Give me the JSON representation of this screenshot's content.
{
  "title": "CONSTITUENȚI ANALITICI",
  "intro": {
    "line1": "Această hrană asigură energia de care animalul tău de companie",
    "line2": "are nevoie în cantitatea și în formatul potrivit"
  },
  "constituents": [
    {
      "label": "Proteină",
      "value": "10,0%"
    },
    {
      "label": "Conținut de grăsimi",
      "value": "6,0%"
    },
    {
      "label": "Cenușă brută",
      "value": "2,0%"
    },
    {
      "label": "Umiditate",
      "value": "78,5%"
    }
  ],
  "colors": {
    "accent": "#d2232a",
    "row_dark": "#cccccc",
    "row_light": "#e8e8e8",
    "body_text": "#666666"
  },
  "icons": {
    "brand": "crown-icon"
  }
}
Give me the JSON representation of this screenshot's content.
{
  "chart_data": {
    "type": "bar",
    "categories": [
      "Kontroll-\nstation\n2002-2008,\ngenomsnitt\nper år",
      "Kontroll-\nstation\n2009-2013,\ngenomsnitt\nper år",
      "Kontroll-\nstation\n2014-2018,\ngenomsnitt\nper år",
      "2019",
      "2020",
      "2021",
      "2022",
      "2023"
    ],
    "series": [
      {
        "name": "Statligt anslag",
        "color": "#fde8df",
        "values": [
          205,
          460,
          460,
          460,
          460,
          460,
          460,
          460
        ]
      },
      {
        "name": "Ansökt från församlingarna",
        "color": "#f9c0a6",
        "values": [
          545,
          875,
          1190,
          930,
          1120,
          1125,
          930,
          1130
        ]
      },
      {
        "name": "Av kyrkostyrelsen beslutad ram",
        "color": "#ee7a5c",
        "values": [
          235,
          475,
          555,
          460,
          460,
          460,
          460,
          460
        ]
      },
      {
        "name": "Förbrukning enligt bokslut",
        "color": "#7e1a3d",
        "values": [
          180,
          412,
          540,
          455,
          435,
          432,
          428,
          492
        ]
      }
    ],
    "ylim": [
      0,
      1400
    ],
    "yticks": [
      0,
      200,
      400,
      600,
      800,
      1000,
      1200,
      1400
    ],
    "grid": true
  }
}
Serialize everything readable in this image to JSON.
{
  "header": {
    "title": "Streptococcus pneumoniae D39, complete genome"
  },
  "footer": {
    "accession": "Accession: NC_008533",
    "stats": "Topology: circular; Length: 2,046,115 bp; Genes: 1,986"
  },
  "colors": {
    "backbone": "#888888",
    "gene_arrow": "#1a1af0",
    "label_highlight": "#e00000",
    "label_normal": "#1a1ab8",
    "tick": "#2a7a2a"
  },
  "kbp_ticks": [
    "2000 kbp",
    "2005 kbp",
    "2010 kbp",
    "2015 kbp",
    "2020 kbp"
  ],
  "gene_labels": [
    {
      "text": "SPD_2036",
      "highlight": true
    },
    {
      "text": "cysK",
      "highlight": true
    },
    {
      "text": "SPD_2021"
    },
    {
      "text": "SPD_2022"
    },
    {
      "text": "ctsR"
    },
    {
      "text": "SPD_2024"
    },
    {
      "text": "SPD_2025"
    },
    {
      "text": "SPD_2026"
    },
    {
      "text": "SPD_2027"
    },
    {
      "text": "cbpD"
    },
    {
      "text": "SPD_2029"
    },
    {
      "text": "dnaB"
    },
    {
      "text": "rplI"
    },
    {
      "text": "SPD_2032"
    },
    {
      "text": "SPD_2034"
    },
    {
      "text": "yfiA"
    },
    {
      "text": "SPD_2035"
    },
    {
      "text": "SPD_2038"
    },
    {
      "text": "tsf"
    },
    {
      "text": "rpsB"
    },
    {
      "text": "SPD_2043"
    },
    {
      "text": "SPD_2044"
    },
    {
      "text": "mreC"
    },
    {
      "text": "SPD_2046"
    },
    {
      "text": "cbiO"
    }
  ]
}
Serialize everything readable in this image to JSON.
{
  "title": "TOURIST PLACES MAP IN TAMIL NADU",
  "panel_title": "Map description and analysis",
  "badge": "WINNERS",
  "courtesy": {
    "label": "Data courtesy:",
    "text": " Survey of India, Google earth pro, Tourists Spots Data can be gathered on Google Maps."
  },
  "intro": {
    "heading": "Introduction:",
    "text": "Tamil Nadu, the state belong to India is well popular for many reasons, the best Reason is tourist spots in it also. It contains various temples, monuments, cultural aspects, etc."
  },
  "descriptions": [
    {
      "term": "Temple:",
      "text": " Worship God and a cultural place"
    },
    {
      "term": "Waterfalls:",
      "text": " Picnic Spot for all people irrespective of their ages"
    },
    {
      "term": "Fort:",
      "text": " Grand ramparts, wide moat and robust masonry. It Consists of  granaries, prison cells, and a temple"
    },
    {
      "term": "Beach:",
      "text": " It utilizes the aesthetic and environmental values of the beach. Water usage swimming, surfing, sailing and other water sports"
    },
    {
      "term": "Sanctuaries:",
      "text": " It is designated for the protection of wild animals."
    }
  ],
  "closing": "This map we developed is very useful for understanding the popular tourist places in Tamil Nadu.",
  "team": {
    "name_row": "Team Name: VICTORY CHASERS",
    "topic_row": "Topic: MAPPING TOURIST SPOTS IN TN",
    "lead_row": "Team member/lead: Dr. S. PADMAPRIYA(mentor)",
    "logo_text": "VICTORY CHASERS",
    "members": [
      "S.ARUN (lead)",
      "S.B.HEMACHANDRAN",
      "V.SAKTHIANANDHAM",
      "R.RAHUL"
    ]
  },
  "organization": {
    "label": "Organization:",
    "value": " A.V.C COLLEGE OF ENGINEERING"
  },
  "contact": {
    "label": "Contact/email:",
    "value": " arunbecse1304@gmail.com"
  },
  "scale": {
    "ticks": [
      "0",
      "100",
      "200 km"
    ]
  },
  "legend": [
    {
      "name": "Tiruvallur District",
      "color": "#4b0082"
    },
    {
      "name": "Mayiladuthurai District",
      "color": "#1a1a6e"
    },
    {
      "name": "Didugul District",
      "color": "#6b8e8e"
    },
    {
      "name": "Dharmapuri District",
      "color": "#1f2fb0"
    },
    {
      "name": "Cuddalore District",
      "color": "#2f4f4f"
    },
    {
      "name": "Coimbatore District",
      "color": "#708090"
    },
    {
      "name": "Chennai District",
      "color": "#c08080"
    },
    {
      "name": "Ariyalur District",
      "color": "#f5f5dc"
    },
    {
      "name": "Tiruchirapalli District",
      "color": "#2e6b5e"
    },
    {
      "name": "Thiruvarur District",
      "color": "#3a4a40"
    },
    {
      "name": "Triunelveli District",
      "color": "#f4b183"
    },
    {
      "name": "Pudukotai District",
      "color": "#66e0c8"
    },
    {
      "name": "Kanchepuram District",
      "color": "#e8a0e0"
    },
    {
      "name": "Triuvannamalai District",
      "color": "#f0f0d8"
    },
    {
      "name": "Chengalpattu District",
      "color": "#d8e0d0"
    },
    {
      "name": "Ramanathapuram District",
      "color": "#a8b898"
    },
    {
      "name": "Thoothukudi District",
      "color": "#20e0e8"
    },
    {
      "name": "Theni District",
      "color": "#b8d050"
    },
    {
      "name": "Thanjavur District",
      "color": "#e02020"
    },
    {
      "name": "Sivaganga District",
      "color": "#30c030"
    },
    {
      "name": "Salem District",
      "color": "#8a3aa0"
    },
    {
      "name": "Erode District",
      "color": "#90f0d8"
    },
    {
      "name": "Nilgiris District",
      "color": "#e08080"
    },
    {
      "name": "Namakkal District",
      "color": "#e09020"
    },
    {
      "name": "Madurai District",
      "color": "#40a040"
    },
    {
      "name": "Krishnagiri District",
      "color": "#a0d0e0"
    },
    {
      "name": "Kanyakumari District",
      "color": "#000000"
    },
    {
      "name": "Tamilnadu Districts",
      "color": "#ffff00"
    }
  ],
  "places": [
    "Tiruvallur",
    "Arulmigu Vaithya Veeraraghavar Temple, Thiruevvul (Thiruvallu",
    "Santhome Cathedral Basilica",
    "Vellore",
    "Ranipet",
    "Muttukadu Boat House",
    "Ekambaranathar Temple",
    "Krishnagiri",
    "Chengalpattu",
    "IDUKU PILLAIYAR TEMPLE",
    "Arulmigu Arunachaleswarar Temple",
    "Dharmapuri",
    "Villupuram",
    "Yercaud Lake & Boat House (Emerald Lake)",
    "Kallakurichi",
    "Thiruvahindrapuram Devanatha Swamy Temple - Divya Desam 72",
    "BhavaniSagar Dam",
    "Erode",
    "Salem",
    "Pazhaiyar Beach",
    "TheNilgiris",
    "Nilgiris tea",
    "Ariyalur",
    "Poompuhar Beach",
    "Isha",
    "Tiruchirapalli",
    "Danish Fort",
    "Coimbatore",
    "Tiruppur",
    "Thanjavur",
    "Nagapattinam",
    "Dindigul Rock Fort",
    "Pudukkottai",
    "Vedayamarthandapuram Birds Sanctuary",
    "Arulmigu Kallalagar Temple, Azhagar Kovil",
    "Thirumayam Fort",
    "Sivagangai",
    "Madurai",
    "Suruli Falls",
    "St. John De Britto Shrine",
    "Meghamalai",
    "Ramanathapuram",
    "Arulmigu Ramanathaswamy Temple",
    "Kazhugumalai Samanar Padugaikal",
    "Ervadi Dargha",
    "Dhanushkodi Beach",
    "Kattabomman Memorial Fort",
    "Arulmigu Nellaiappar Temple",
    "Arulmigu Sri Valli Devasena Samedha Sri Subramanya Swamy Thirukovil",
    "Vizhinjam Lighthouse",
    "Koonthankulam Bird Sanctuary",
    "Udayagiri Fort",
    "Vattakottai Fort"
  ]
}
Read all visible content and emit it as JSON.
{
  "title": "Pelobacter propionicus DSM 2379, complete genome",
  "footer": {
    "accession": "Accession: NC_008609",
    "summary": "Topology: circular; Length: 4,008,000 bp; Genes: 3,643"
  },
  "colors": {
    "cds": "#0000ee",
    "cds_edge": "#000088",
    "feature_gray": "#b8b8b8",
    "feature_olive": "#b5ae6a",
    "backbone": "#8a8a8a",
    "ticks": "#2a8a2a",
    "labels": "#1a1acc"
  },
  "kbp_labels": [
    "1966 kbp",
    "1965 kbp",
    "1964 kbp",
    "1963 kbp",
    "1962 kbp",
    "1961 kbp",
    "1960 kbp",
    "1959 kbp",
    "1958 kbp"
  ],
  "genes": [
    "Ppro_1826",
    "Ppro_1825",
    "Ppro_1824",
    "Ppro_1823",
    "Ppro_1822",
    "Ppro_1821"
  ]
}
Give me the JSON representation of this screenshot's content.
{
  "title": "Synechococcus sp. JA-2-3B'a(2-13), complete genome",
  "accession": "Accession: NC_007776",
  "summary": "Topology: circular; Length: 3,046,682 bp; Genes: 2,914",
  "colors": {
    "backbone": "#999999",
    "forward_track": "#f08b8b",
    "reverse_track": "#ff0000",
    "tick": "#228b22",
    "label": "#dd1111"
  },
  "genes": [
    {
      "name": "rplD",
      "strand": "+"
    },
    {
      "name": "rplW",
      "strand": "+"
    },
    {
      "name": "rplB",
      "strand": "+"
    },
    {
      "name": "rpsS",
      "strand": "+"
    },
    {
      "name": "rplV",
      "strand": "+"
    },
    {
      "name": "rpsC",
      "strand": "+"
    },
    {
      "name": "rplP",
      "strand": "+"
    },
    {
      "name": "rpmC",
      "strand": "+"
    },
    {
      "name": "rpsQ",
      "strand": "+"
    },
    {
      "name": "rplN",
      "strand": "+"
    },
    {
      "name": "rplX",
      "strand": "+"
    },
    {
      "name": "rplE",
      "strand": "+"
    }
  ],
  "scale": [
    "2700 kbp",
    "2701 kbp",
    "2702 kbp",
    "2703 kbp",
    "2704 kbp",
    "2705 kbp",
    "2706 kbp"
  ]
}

--------------------------------------------------

__Your task__: Copy each line above holding "CHASERS".

__Exercise result__:
    "name_row": "Team Name: VICTORY CHASERS",
    "logo_text": "VICTORY CHASERS",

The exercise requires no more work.